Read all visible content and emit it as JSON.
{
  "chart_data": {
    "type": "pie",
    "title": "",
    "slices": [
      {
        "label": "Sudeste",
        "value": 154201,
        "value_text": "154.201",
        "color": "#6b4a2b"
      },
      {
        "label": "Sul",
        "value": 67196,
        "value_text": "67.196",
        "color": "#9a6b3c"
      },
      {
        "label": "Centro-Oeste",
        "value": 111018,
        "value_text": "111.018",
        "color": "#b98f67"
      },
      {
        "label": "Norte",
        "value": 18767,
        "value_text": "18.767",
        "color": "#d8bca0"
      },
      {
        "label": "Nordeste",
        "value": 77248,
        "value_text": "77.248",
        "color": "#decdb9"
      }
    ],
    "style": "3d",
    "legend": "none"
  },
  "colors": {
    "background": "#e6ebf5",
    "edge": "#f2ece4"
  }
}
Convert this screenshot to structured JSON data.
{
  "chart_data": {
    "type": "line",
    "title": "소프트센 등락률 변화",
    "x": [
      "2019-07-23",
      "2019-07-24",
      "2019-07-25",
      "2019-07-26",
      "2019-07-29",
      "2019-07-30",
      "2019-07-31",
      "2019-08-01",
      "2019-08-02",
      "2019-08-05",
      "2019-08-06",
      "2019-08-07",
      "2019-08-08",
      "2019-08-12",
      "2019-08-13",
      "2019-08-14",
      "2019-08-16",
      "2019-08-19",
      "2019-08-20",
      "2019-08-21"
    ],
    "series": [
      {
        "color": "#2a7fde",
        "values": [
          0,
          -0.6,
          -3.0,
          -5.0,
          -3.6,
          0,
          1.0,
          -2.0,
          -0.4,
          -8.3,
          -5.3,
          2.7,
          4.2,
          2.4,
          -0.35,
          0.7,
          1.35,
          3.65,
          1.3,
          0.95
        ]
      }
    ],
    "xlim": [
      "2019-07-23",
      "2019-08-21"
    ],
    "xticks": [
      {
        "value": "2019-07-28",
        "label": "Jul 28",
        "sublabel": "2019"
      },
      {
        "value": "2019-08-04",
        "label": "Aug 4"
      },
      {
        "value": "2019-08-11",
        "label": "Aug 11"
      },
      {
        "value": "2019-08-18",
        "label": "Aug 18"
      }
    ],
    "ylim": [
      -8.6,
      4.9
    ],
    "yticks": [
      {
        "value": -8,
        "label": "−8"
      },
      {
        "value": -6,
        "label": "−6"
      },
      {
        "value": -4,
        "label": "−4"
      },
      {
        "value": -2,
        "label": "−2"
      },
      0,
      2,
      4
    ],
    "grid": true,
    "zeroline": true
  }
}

#### Given problem:
Go through the listing above and work out how many lines contain the string "JSON". Reply with the number alone.

#### Solution for this task:
2